**EXERCISE AIM**
Return the records below line for line, exactly as they appear, but leave out the pictures.

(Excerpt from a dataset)
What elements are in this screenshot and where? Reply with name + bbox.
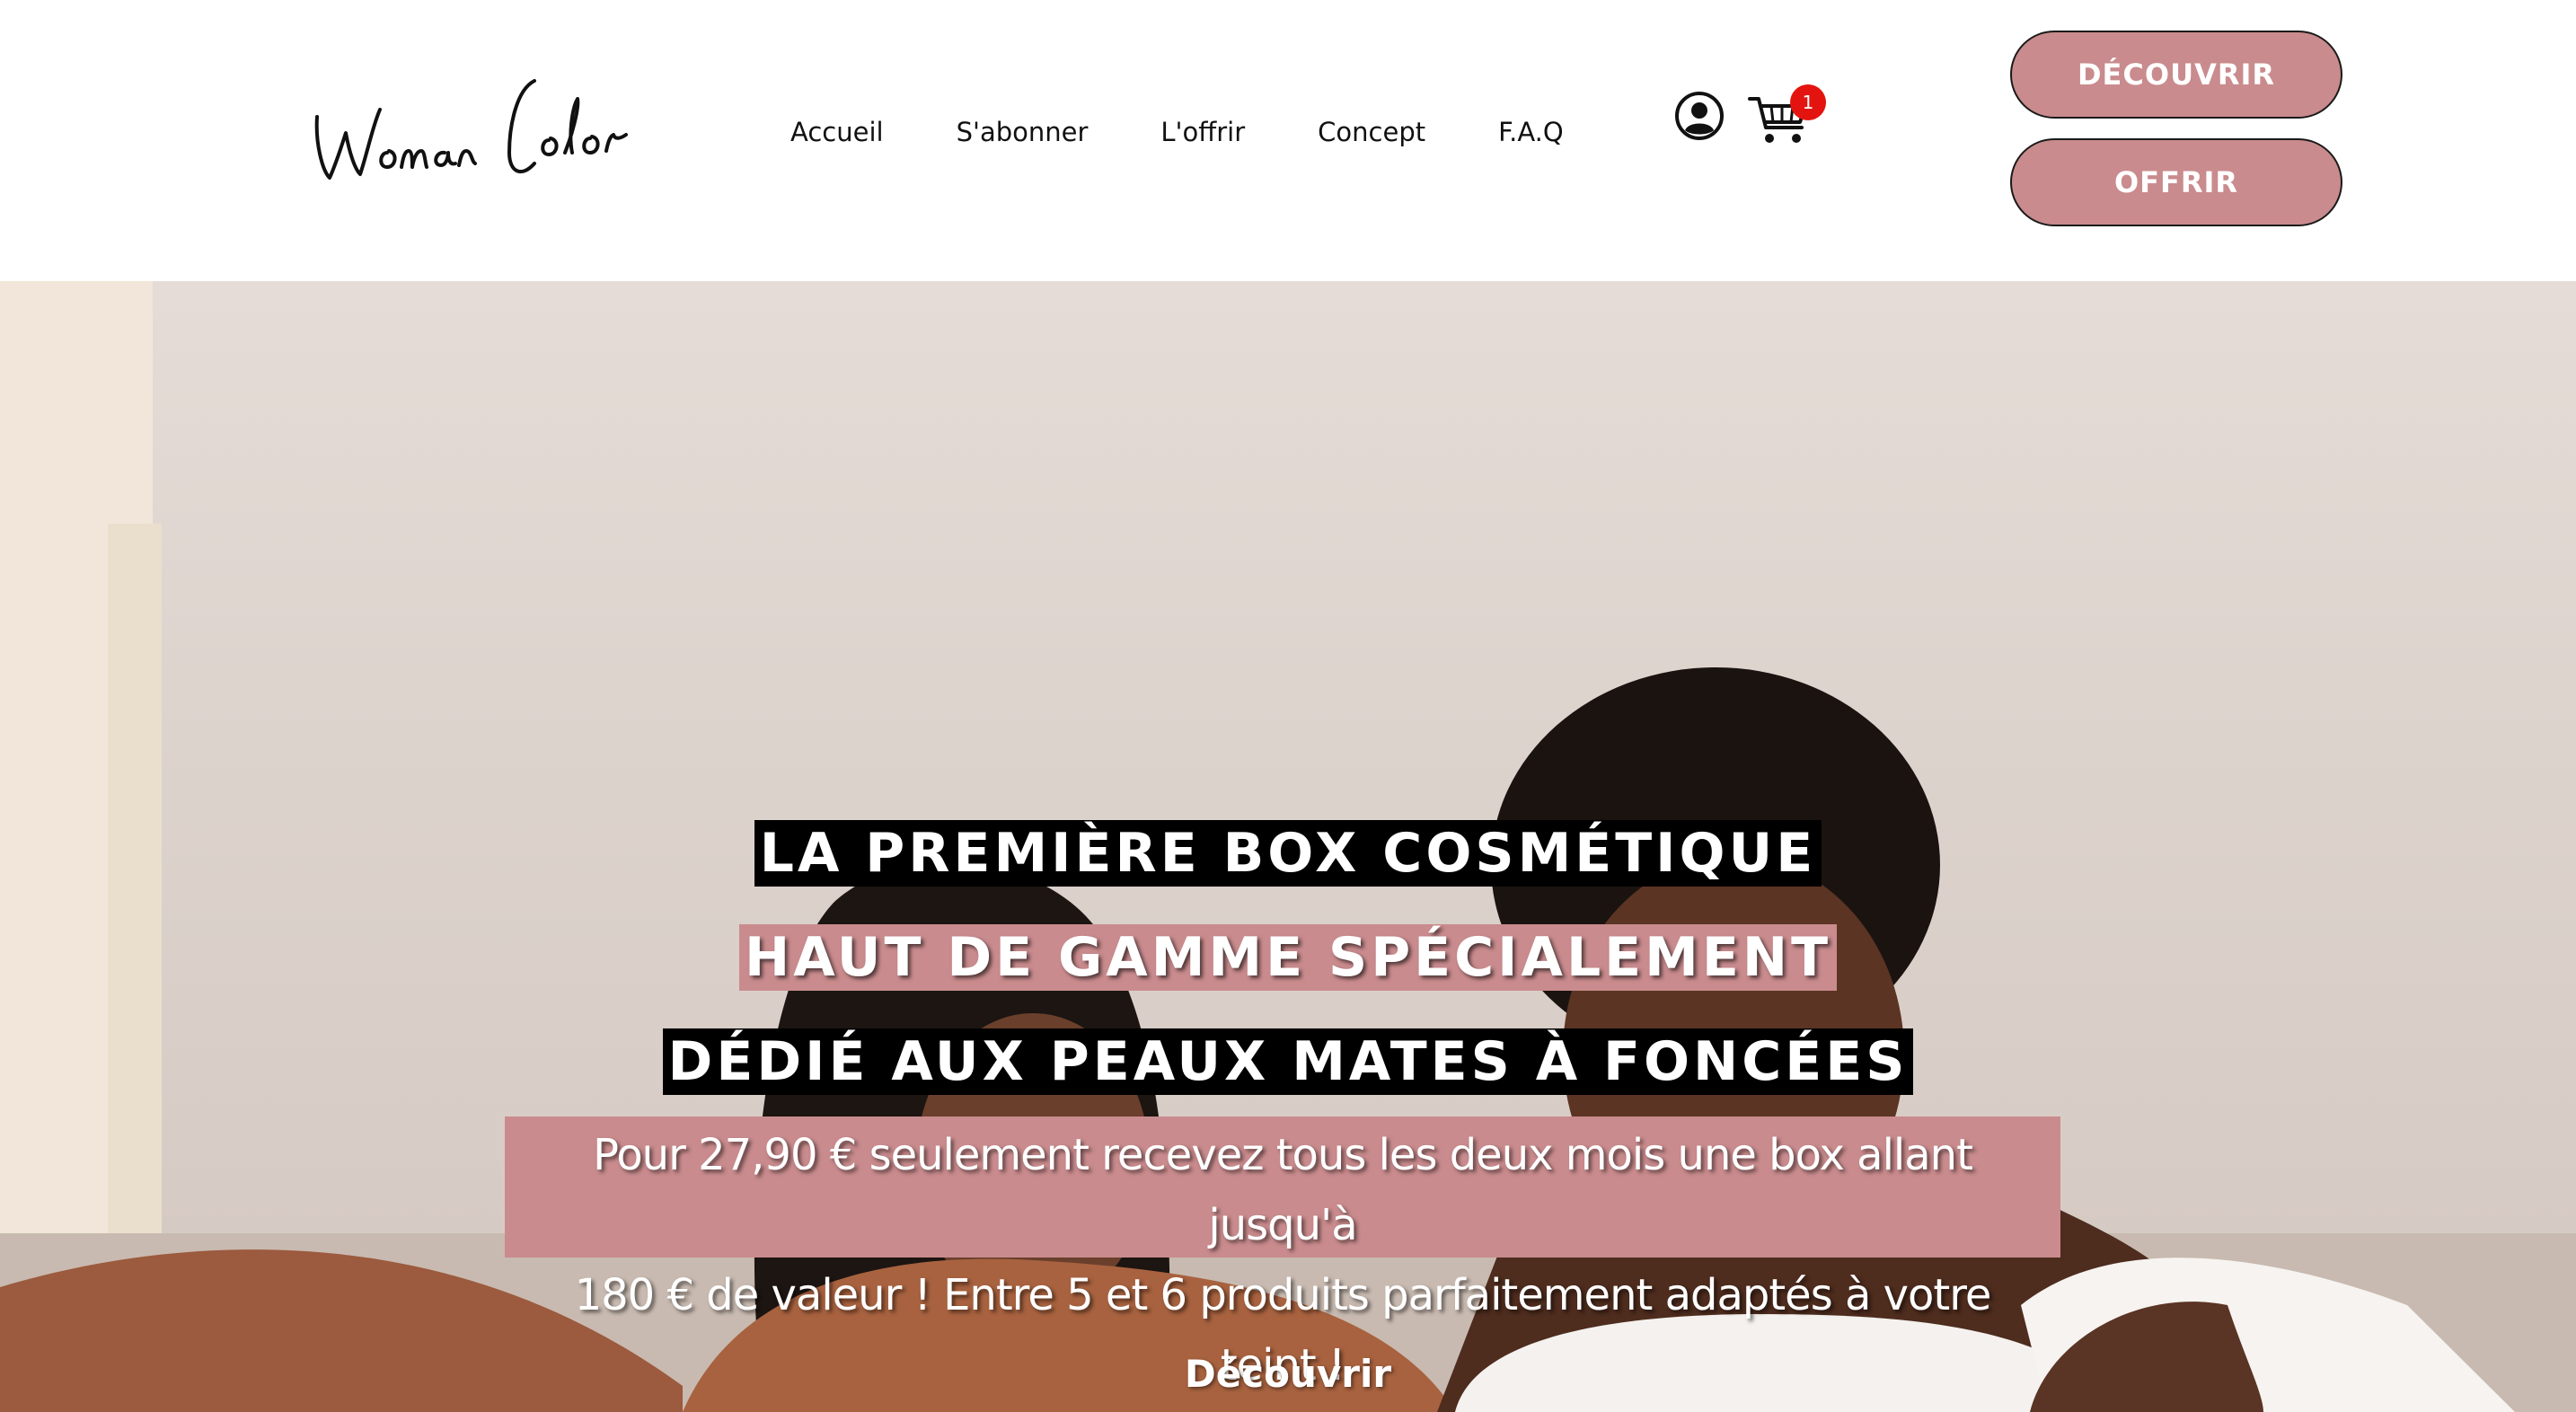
hero-headline-2-text: HAUT DE GAMME SPÉCIALEMENT [738, 924, 1837, 991]
hero-headline-3-text: DÉDIÉ AUX PEAUX MATES À FONCÉES [662, 1028, 1914, 1095]
nav-item-accueil[interactable]: Accueil [790, 117, 884, 147]
gift-button[interactable]: OFFRIR [2010, 138, 2342, 226]
logo-script-graphic [314, 79, 628, 180]
user-account-icon[interactable] [1674, 91, 1725, 141]
hero-headline-1: LA PREMIÈRE BOX COSMÉTIQUE [0, 820, 2576, 887]
hero-banner: LA PREMIÈRE BOX COSMÉTIQUE HAUT DE GAMME… [0, 281, 2576, 1412]
hero-headline-2: HAUT DE GAMME SPÉCIALEMENT [0, 924, 2576, 991]
cart-count-badge: 1 [1790, 84, 1826, 120]
nav-item-sabonner[interactable]: S'abonner [957, 117, 1089, 147]
nav-item-loffrir[interactable]: L'offrir [1160, 117, 1245, 147]
hero-headline-1-text: LA PREMIÈRE BOX COSMÉTIQUE [754, 820, 1822, 887]
hero-offer-line-1: Pour 27,90 € seulement recevez tous les … [593, 1130, 1973, 1250]
hero-offer-box: Pour 27,90 € seulement recevez tous les … [505, 1116, 2060, 1390]
nav-item-concept[interactable]: Concept [1318, 117, 1425, 147]
hero-headline-3: DÉDIÉ AUX PEAUX MATES À FONCÉES [0, 1028, 2576, 1095]
discover-button[interactable]: DÉCOUVRIR [2010, 31, 2342, 119]
nav-item-faq[interactable]: F.A.Q [1498, 117, 1564, 147]
brand-logo[interactable] [310, 63, 642, 189]
site-header: Accueil S'abonner L'offrir Concept F.A.Q… [0, 0, 2576, 281]
main-nav: Accueil S'abonner L'offrir Concept F.A.Q [790, 110, 1564, 154]
hero-discover-link[interactable]: Découvrir [0, 1352, 2576, 1396]
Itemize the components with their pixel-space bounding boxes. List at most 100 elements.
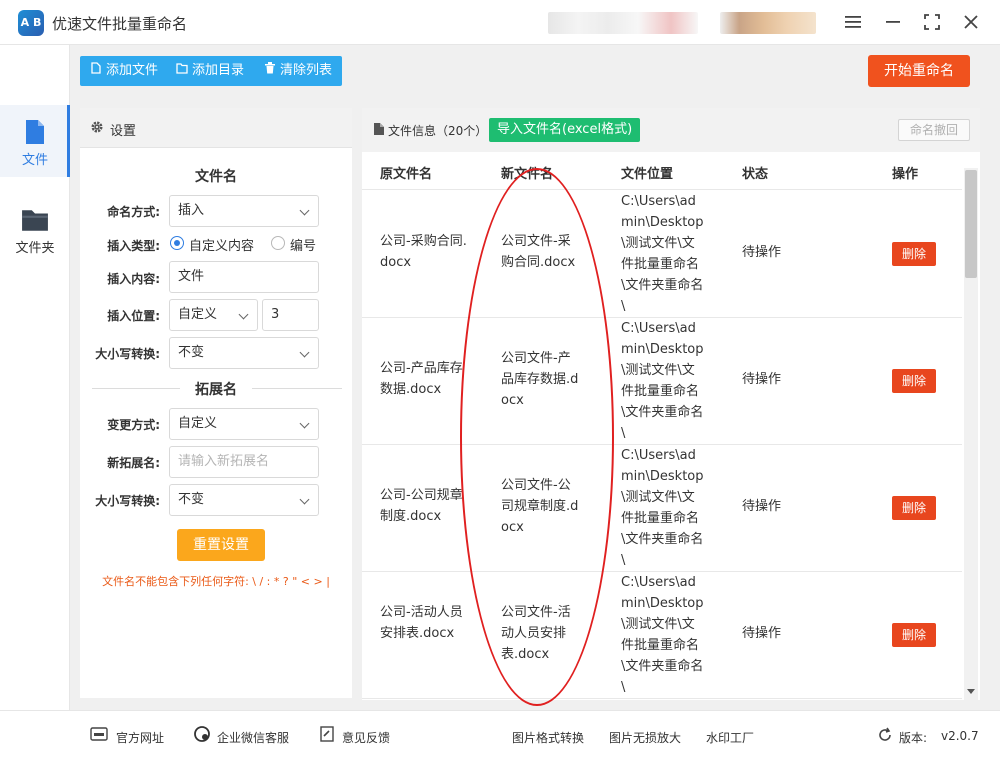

**FULL RESPONSE**
What elements are in this screenshot and where? Reply with name + bbox.
hero-headline-2-text: HAUT DE GAMME SPÉCIALEMENT [738, 924, 1837, 991]
hero-headline-3-text: DÉDIÉ AUX PEAUX MATES À FONCÉES [662, 1028, 1914, 1095]
nav-item-accueil[interactable]: Accueil [790, 117, 884, 147]
gift-button[interactable]: OFFRIR [2010, 138, 2342, 226]
logo-script-graphic [314, 79, 628, 180]
user-account-icon[interactable] [1674, 91, 1725, 141]
hero-headline-1: LA PREMIÈRE BOX COSMÉTIQUE [0, 820, 2576, 887]
hero-banner: LA PREMIÈRE BOX COSMÉTIQUE HAUT DE GAMME… [0, 281, 2576, 1412]
hero-headline-2: HAUT DE GAMME SPÉCIALEMENT [0, 924, 2576, 991]
cart-count-badge: 1 [1790, 84, 1826, 120]
nav-item-sabonner[interactable]: S'abonner [957, 117, 1089, 147]
nav-item-loffrir[interactable]: L'offrir [1160, 117, 1245, 147]
hero-headline-1-text: LA PREMIÈRE BOX COSMÉTIQUE [754, 820, 1822, 887]
hero-offer-line-1: Pour 27,90 € seulement recevez tous les … [593, 1130, 1973, 1250]
hero-offer-box: Pour 27,90 € seulement recevez tous les … [505, 1116, 2060, 1390]
nav-item-concept[interactable]: Concept [1318, 117, 1425, 147]
hero-headline-3: DÉDIÉ AUX PEAUX MATES À FONCÉES [0, 1028, 2576, 1095]
discover-button[interactable]: DÉCOUVRIR [2010, 31, 2342, 119]
nav-item-faq[interactable]: F.A.Q [1498, 117, 1564, 147]
brand-logo[interactable] [310, 63, 642, 189]
site-header: Accueil S'abonner L'offrir Concept F.A.Q… [0, 0, 2576, 281]
main-nav: Accueil S'abonner L'offrir Concept F.A.Q [790, 110, 1564, 154]
hero-discover-link[interactable]: Découvrir [0, 1352, 2576, 1396]
Itemize the components with their pixel-space bounding boxes. List at most 100 elements.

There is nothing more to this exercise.